Recuperações e novos elementos
Reconfiguração de elementos imprescindíveis à integridade do monumento através de uma série de gestos contemporâneos referenciados à história, por exemplo: consolidação das paredes externas, construídas com adobe no pavimento superior e taipa de pilão no pavimento inferior, auxiliada por nova estrutura metálica, independente, que também servirá para recomposição da cobertura principal restaurando o entelhamento de telhas de barro;

Ampliação de área útil
Construção de nova edificação e novos espaços livres decididos na afirmação da contemporaneidade da intervenção, em linguagem simples, clara e geométrica, por exemplo: anexo na parte posterior do “Sobrado”, bloco servidor dotado de infraestrutura de circulação vertical, sanitários e copa, além de avarandado para fumantes, visando adequar o edifício para o cumprimento das normas de acessibilidade, implantado de modo a afastar-se e se diferenciar do conjunto principal, mantendo alinhamento e relação de escala, sem se confundir nem agredir, mas também sem se submeter.

========

__Problema a resolver__
Reescreva a parte do excerto sobre a intervenção no Sobrado que começa em "Ampliação de área" e vai até "sem se submeter.", trocando "avarandado" por "terraço". As linhas que aparecem depois deste excerto não são necessárias.

__Bloco de dados__

========

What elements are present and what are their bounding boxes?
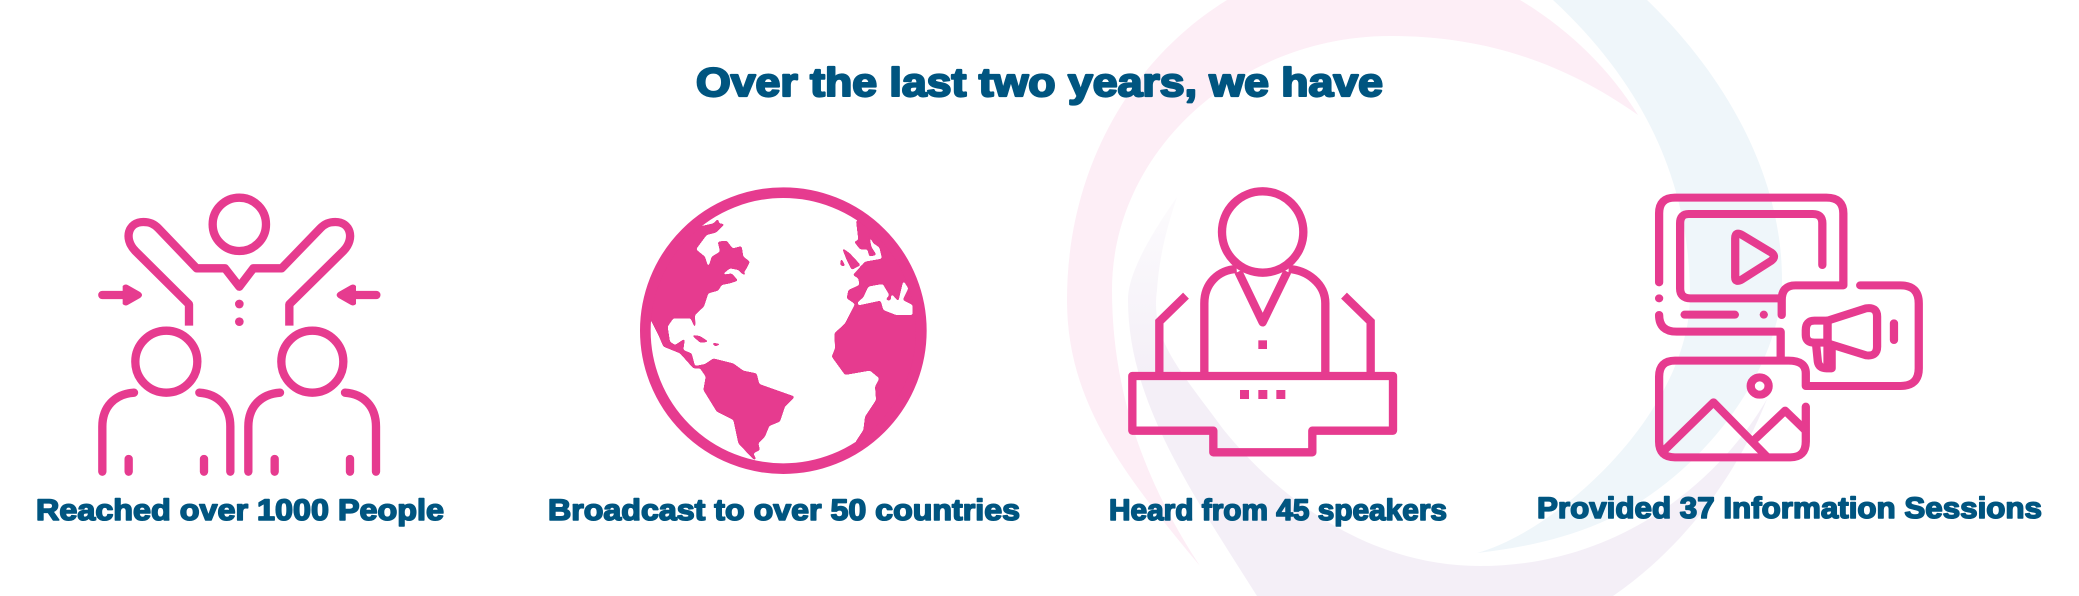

========

__Resultado da tarefa__
Ampliação de área útil
Construção de nova edificação e novos espaços livres decididos na afirmação da contemporaneidade da intervenção, em linguagem simples, clara e geométrica, por exemplo: anexo na parte posterior do “Sobrado”, bloco servidor dotado de infraestrutura de circulação vertical, sanitários e copa, além de terraço para fumantes, visando adequar o edifício para o cumprimento das normas de acessibilidade, implantado de modo a afastar-se e se diferenciar do conjunto principal, mantendo alinhamento e relação de escala, sem se confundir nem agredir, mas também sem se submeter.